#### Dataset ####

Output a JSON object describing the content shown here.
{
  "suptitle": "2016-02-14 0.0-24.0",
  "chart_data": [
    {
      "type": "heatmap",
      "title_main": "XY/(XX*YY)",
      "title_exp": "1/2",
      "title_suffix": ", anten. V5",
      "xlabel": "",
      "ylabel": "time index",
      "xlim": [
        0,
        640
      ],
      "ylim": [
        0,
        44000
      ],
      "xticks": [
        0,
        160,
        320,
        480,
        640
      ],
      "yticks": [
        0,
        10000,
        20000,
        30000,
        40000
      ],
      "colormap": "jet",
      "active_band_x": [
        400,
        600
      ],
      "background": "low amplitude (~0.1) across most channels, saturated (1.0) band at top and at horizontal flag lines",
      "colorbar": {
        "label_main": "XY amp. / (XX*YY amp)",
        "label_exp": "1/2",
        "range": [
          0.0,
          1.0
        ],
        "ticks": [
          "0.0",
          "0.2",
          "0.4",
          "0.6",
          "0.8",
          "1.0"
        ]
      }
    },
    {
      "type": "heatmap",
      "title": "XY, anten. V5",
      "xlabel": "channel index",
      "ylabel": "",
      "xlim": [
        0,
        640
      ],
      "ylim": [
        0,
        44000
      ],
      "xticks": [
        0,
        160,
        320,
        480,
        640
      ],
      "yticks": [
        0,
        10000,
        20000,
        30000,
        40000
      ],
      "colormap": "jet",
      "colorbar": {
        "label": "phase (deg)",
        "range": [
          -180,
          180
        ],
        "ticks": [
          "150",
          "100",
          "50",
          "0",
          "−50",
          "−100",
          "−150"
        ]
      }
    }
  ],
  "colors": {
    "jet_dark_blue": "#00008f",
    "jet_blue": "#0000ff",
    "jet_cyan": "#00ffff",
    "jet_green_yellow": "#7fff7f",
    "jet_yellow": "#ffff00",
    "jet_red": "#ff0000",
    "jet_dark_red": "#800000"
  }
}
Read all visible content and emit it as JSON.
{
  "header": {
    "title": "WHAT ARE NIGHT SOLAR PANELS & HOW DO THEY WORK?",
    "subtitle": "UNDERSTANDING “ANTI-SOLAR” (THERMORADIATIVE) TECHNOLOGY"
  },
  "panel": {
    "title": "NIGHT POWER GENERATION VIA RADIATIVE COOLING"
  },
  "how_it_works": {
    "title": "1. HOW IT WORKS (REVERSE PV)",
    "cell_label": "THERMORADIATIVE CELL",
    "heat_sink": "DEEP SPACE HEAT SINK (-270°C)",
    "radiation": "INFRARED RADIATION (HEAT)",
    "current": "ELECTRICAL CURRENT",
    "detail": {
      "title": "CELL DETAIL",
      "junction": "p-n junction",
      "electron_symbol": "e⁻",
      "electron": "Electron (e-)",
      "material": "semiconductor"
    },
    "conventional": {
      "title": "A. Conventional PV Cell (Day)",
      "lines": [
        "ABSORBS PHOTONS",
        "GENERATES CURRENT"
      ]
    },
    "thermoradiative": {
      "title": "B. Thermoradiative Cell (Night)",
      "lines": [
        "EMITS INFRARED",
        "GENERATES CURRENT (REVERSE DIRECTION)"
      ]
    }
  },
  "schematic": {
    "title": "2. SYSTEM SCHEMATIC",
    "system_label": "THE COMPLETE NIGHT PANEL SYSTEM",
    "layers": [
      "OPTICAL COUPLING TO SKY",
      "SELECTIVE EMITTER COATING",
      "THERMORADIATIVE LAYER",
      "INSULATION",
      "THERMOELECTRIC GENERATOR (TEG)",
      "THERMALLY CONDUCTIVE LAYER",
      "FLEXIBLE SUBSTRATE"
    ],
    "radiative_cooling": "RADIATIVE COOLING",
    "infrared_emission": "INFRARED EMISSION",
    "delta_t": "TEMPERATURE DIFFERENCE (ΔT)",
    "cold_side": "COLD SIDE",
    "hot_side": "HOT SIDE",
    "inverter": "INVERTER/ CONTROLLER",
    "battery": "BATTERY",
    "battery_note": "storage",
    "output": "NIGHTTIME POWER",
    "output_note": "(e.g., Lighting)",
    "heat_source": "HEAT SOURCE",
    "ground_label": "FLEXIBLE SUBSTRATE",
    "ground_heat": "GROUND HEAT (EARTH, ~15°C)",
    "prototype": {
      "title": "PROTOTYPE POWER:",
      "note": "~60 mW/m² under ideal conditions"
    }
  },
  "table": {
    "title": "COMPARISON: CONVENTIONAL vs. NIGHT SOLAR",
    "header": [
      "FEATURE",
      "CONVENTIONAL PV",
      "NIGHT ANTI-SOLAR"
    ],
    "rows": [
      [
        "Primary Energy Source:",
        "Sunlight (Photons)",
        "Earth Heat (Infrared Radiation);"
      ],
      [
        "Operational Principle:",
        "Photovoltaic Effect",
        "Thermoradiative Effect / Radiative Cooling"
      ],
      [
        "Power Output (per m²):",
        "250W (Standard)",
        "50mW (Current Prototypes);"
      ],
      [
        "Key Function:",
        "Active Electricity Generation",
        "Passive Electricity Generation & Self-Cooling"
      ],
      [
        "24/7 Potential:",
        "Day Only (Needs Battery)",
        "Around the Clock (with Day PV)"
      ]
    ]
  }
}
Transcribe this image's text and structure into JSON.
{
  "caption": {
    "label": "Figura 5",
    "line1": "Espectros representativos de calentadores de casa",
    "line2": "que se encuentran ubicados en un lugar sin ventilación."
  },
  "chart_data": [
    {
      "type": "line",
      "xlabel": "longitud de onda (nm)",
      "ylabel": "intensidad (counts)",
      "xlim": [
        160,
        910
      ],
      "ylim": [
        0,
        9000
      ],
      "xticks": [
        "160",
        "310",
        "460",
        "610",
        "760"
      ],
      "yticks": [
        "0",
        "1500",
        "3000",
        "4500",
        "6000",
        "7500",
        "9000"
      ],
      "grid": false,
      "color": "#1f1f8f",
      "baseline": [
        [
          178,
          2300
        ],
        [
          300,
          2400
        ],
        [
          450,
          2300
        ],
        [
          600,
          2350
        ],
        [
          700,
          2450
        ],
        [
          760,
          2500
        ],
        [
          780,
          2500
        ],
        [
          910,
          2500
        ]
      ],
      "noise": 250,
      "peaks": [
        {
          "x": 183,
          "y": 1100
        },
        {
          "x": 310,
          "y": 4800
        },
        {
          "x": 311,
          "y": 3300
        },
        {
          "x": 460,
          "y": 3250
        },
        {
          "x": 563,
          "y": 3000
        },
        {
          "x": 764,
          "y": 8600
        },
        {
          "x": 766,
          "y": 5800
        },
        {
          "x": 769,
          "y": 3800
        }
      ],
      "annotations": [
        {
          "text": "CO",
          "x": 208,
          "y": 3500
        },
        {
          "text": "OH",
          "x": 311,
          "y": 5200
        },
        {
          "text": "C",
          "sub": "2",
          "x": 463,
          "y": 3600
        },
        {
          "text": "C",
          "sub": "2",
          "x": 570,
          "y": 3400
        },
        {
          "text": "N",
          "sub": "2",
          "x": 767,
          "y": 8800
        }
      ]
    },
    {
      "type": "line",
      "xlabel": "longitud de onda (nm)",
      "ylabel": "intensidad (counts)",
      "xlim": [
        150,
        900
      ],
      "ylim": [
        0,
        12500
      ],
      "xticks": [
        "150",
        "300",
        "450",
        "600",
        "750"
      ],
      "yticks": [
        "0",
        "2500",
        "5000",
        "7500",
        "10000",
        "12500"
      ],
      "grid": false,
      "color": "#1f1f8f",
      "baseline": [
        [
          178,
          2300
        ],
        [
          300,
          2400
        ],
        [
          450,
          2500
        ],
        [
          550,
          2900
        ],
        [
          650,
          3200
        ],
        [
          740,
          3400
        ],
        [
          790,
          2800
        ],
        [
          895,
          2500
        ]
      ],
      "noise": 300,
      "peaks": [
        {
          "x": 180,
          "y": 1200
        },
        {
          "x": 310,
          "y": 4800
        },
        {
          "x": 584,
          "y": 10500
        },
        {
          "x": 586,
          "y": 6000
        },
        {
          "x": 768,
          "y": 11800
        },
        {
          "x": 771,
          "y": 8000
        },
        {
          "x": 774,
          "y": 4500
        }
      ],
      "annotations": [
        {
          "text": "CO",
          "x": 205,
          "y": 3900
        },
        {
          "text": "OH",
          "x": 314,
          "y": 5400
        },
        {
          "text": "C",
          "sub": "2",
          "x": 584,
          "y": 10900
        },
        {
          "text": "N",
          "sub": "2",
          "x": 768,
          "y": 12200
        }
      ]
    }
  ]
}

####

■ Exercise objective ■
Find every line that includes the string "xlabel". Report how many there are and nothing else.

■ Complete output ■
4